Excerpted data
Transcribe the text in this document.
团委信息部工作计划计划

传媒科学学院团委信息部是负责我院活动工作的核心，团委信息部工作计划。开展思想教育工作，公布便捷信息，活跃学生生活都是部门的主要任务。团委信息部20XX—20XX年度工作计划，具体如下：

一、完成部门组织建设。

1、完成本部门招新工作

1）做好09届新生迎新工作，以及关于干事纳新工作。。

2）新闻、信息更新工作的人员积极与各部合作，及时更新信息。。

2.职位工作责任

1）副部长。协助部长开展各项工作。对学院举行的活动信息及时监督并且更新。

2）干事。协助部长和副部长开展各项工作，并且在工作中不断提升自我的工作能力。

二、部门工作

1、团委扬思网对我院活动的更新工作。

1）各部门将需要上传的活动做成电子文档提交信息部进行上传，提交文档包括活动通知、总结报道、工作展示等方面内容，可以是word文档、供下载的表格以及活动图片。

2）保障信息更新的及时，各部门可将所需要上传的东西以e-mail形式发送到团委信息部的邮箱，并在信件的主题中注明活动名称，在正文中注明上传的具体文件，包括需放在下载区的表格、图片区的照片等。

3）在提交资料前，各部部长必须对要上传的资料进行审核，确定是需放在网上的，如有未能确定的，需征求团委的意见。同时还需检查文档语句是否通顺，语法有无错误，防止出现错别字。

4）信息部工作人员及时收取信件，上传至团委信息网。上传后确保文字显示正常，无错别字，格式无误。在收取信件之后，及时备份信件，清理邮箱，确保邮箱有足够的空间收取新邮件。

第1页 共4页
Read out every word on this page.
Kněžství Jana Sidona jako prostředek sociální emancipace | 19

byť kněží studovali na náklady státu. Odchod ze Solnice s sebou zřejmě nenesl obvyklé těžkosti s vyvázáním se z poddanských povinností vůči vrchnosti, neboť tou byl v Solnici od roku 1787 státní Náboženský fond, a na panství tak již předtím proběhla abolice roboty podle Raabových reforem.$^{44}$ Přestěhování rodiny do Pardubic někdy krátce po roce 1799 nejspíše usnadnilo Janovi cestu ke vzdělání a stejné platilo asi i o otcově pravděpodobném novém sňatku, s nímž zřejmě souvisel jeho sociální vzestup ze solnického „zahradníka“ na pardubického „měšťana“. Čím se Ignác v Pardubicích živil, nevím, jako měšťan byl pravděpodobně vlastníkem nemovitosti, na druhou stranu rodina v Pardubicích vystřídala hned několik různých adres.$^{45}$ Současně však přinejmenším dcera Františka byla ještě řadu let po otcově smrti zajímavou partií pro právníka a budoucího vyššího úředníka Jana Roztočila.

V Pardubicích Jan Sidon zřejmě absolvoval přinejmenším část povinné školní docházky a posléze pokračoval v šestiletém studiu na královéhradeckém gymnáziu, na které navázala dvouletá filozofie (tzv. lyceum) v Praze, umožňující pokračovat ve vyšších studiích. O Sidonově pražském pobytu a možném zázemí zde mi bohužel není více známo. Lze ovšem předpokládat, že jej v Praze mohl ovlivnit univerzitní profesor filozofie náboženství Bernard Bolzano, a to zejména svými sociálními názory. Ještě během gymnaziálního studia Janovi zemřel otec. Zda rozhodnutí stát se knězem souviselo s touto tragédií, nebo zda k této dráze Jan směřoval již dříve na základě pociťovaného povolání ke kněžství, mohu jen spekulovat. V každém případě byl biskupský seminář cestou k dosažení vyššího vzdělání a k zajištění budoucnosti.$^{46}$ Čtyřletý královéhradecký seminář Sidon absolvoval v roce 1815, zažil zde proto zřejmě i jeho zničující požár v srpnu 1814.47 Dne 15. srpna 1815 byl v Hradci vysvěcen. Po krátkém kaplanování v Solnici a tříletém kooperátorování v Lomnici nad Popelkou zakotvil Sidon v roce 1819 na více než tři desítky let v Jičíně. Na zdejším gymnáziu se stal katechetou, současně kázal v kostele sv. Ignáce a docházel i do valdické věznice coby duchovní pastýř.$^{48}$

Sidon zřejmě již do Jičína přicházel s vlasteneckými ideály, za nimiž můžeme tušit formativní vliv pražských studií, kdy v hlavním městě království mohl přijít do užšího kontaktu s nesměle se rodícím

What is being asked
From the listing above, reproduce all the lines exactly.

Reply to the task
Transcribe the text in this document.
团委信息部工作计划计划

传媒科学学院团委信息部是负责我院活动工作的核心，团委信息部工作计划。开展思想教育工作，公布便捷信息，活跃学生生活都是部门的主要任务。团委信息部20XX—20XX年度工作计划，具体如下：

一、完成部门组织建设。

1、完成本部门招新工作

1）做好09届新生迎新工作，以及关于干事纳新工作。。

2）新闻、信息更新工作的人员积极与各部合作，及时更新信息。。

2.职位工作责任

1）副部长。协助部长开展各项工作。对学院举行的活动信息及时监督并且更新。

2）干事。协助部长和副部长开展各项工作，并且在工作中不断提升自我的工作能力。

二、部门工作

1、团委扬思网对我院活动的更新工作。

1）各部门将需要上传的活动做成电子文档提交信息部进行上传，提交文档包括活动通知、总结报道、工作展示等方面内容，可以是word文档、供下载的表格以及活动图片。

2）保障信息更新的及时，各部门可将所需要上传的东西以e-mail形式发送到团委信息部的邮箱，并在信件的主题中注明活动名称，在正文中注明上传的具体文件，包括需放在下载区的表格、图片区的照片等。

3）在提交资料前，各部部长必须对要上传的资料进行审核，确定是需放在网上的，如有未能确定的，需征求团委的意见。同时还需检查文档语句是否通顺，语法有无错误，防止出现错别字。

4）信息部工作人员及时收取信件，上传至团委信息网。上传后确保文字显示正常，无错别字，格式无误。在收取信件之后，及时备份信件，清理邮箱，确保邮箱有足够的空间收取新邮件。

第1页 共4页
Read out every word on this page.
Kněžství Jana Sidona jako prostředek sociální emancipace | 19

byť kněží studovali na náklady státu. Odchod ze Solnice s sebou zřejmě nenesl obvyklé těžkosti s vyvázáním se z poddanských povinností vůči vrchnosti, neboť tou byl v Solnici od roku 1787 státní Náboženský fond, a na panství tak již předtím proběhla abolice roboty podle Raabových reforem.$^{44}$ Přestěhování rodiny do Pardubic někdy krátce po roce 1799 nejspíše usnadnilo Janovi cestu ke vzdělání a stejné platilo asi i o otcově pravděpodobném novém sňatku, s nímž zřejmě souvisel jeho sociální vzestup ze solnického „zahradníka“ na pardubického „měšťana“. Čím se Ignác v Pardubicích živil, nevím, jako měšťan byl pravděpodobně vlastníkem nemovitosti, na druhou stranu rodina v Pardubicích vystřídala hned několik různých adres.$^{45}$ Současně však přinejmenším dcera Františka byla ještě řadu let po otcově smrti zajímavou partií pro právníka a budoucího vyššího úředníka Jana Roztočila.

V Pardubicích Jan Sidon zřejmě absolvoval přinejmenším část povinné školní docházky a posléze pokračoval v šestiletém studiu na královéhradeckém gymnáziu, na které navázala dvouletá filozofie (tzv. lyceum) v Praze, umožňující pokračovat ve vyšších studiích. O Sidonově pražském pobytu a možném zázemí zde mi bohužel není více známo. Lze ovšem předpokládat, že jej v Praze mohl ovlivnit univerzitní profesor filozofie náboženství Bernard Bolzano, a to zejména svými sociálními názory. Ještě během gymnaziálního studia Janovi zemřel otec. Zda rozhodnutí stát se knězem souviselo s touto tragédií, nebo zda k této dráze Jan směřoval již dříve na základě pociťovaného povolání ke kněžství, mohu jen spekulovat. V každém případě byl biskupský seminář cestou k dosažení vyššího vzdělání a k zajištění budoucnosti.$^{46}$ Čtyřletý královéhradecký seminář Sidon absolvoval v roce 1815, zažil zde proto zřejmě i jeho zničující požár v srpnu 1814.47 Dne 15. srpna 1815 byl v Hradci vysvěcen. Po krátkém kaplanování v Solnici a tříletém kooperátorování v Lomnici nad Popelkou zakotvil Sidon v roce 1819 na více než tři desítky let v Jičíně. Na zdejším gymnáziu se stal katechetou, současně kázal v kostele sv. Ignáce a docházel i do valdické věznice coby duchovní pastýř.$^{48}$

Sidon zřejmě již do Jičína přicházel s vlasteneckými ideály, za nimiž můžeme tušit formativní vliv pražských studií, kdy v hlavním městě království mohl přijít do užšího kontaktu s nesměle se rodícím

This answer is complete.